Your task »
Return all lines below containing the word "JSON".
+++ Given information +++
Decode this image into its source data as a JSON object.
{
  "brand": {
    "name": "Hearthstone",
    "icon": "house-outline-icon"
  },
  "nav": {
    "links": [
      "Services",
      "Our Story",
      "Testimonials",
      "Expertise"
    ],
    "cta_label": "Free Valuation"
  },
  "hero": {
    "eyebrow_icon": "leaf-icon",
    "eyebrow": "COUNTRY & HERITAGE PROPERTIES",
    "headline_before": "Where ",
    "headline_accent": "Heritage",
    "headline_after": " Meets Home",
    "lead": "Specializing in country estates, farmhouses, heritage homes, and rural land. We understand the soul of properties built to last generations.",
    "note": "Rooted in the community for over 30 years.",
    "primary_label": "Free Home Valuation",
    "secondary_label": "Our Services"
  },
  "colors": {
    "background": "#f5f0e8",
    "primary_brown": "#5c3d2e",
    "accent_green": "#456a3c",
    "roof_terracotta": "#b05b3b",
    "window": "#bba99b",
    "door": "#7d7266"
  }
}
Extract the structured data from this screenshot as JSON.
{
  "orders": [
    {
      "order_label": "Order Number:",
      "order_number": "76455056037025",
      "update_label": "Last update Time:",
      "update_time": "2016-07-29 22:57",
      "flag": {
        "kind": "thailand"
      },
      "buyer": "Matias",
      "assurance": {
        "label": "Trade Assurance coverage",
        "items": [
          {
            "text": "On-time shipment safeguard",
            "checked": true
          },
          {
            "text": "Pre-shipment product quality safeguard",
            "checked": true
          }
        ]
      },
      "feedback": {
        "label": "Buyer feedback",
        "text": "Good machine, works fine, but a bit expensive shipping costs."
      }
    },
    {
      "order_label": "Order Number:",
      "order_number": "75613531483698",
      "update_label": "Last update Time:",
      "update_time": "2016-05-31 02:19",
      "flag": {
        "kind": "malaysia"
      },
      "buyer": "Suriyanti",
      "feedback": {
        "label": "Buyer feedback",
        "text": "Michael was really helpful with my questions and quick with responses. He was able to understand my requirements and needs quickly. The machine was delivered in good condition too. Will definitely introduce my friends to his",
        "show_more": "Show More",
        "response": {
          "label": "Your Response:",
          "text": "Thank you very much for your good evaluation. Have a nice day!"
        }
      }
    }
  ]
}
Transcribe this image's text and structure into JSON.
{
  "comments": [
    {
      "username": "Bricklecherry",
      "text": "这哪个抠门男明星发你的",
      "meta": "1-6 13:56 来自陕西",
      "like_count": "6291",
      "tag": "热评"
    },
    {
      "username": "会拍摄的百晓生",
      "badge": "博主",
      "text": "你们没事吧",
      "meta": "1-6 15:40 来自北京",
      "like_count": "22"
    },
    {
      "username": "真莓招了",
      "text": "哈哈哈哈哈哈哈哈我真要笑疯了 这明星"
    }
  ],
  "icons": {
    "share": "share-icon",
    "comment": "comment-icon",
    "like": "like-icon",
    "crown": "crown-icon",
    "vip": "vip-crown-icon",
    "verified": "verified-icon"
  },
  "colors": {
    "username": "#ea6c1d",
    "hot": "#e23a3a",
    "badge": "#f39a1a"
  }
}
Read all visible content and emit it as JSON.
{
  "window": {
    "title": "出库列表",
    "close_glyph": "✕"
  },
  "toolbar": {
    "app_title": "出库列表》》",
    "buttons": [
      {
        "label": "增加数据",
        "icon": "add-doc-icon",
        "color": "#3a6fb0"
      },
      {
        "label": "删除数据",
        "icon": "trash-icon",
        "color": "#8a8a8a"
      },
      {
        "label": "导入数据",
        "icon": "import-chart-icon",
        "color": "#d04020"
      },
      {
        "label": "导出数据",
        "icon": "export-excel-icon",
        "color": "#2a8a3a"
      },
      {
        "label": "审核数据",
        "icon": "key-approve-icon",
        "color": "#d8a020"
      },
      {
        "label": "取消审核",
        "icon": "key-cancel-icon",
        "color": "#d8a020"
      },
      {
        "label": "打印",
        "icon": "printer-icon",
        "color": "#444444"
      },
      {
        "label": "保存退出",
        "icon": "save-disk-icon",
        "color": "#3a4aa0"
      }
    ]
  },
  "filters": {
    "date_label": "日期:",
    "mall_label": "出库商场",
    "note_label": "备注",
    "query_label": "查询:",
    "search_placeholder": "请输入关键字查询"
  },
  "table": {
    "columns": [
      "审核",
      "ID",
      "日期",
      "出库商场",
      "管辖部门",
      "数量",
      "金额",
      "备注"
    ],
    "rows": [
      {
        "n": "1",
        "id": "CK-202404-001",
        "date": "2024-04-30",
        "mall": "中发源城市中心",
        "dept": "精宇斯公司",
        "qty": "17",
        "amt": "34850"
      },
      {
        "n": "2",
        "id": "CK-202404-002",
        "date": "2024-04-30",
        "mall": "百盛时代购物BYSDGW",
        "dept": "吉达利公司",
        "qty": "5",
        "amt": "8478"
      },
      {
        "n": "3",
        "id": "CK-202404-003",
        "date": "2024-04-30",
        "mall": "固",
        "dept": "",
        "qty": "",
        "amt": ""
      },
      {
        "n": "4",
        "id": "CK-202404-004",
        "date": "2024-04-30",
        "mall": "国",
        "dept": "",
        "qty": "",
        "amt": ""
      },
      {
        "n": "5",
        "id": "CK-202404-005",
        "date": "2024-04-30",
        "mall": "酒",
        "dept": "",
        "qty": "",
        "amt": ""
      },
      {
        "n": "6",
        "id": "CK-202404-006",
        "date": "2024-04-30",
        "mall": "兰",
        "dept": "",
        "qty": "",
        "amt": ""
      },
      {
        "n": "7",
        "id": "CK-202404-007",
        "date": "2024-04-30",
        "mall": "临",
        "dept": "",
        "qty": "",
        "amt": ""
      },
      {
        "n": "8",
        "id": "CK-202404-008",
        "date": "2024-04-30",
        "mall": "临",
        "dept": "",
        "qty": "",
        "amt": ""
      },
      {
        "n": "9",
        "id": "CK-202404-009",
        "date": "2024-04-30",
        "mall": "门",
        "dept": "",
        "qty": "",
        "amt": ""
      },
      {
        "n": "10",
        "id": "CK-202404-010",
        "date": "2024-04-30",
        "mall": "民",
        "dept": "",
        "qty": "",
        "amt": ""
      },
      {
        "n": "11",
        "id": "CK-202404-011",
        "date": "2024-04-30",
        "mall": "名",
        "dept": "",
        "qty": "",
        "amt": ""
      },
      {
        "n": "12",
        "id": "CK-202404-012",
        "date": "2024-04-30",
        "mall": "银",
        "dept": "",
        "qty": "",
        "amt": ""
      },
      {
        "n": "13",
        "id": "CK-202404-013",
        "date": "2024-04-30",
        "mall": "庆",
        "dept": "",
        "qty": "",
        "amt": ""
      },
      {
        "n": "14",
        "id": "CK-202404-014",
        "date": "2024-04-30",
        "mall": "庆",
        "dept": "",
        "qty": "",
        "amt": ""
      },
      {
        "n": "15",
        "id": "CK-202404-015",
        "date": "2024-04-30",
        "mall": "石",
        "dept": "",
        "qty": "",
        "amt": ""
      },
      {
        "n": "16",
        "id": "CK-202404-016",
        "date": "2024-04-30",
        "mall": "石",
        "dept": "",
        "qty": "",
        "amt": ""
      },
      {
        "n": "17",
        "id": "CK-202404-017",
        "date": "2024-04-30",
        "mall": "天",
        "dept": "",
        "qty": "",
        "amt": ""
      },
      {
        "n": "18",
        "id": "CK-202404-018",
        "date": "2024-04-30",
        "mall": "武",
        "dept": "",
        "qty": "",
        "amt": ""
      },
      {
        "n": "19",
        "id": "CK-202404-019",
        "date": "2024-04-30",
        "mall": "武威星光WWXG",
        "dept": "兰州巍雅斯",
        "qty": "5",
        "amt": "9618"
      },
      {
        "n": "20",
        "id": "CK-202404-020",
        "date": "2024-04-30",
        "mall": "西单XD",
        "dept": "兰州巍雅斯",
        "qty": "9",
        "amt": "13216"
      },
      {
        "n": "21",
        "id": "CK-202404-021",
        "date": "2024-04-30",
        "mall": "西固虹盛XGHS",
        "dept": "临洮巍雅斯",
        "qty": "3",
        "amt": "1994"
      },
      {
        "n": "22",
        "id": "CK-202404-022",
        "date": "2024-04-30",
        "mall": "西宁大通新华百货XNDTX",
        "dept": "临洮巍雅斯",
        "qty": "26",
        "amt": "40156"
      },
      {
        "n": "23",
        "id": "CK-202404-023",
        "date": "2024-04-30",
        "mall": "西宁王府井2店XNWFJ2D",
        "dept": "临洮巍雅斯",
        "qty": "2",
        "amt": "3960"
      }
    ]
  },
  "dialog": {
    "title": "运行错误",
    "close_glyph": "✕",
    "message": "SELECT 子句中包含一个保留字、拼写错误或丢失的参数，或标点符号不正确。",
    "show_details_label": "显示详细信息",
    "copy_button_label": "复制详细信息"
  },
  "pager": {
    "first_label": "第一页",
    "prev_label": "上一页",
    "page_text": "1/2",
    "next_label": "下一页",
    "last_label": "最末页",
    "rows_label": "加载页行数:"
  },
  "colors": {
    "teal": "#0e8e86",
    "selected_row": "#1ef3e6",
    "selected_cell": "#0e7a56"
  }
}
+++
Task response »
Decode this image into its source data as a JSON object.
Extract the structured data from this screenshot as JSON.
Transcribe this image's text and structure into JSON.
Read all visible content and emit it as JSON.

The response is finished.